Brief: Give only the number of lines that contain the word "sich".

start Material supplied

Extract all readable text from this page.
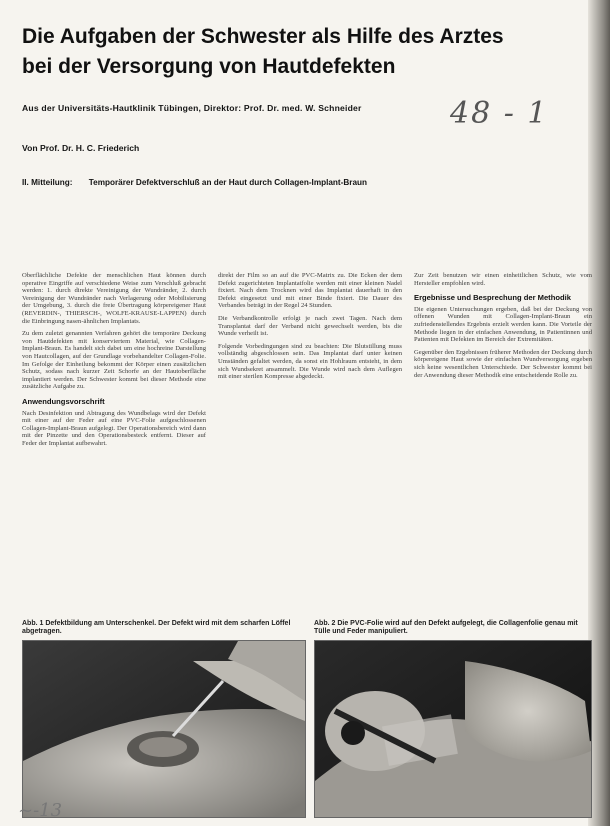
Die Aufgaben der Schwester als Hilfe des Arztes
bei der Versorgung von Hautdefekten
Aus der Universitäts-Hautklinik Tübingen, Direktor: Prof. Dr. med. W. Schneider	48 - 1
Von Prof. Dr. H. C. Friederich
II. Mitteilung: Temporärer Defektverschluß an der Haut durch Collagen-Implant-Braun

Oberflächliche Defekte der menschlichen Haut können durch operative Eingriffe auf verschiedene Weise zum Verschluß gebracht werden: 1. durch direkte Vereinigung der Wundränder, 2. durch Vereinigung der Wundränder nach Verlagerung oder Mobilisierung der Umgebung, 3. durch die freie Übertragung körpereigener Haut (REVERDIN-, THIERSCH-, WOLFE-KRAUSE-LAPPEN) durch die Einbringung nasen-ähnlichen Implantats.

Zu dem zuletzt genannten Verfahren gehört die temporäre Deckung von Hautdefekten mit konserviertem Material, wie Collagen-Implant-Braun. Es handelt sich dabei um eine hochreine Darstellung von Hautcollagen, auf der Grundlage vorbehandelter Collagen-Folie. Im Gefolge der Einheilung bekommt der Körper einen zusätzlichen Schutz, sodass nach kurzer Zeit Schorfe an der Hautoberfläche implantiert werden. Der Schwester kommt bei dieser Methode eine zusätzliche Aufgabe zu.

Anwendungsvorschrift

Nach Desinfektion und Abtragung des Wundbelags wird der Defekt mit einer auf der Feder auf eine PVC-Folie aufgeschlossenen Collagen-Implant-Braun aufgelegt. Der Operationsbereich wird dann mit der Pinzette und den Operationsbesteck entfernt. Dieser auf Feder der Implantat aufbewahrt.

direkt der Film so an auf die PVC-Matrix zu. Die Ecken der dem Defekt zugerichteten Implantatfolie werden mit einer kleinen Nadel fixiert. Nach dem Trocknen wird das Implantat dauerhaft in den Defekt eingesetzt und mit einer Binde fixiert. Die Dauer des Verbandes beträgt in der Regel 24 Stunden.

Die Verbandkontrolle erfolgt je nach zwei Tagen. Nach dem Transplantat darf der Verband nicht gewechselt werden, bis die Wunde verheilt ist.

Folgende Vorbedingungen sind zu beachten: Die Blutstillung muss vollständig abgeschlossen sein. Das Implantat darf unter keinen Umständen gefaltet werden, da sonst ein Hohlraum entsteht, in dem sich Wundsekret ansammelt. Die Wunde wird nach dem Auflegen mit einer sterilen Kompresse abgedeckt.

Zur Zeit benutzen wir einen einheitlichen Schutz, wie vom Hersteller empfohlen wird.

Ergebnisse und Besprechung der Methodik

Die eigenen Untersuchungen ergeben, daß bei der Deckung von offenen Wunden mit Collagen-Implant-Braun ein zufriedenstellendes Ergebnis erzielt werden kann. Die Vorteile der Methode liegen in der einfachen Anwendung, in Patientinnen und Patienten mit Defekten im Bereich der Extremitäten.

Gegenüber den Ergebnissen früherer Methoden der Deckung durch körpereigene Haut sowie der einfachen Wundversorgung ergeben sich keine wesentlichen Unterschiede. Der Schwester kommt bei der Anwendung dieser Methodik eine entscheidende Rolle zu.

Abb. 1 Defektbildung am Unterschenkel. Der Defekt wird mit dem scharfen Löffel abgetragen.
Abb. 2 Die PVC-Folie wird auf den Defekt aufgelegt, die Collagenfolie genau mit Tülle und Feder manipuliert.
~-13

end Material supplied
start Material supplied

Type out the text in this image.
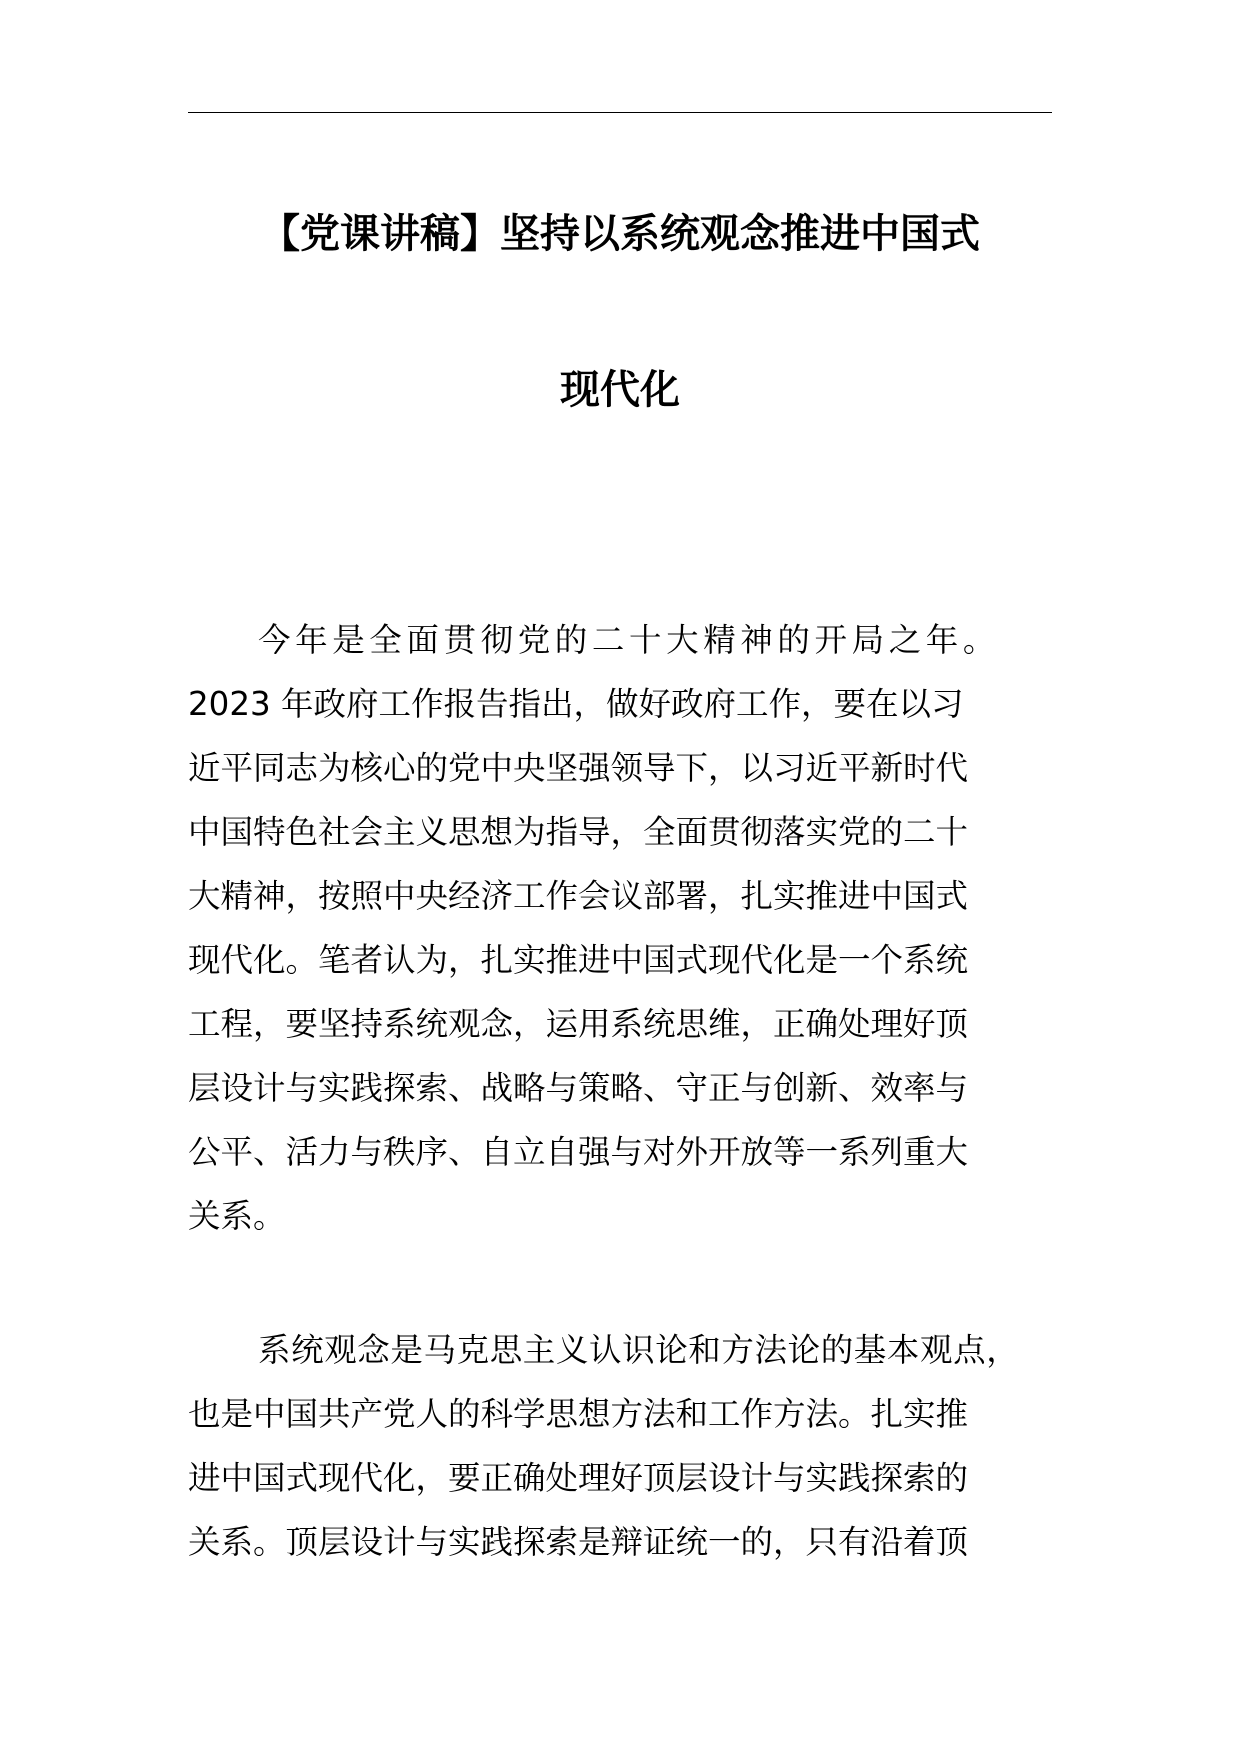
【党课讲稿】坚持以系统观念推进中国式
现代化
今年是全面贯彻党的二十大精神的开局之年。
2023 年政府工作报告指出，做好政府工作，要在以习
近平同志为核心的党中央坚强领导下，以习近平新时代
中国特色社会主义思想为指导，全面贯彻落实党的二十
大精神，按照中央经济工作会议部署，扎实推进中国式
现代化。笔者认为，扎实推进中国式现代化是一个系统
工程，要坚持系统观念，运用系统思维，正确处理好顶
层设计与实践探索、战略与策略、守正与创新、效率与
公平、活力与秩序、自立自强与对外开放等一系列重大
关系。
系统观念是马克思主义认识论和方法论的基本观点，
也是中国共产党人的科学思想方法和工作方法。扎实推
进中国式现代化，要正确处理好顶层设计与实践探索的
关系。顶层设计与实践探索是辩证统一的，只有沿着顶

end Material supplied

Exercise response: 3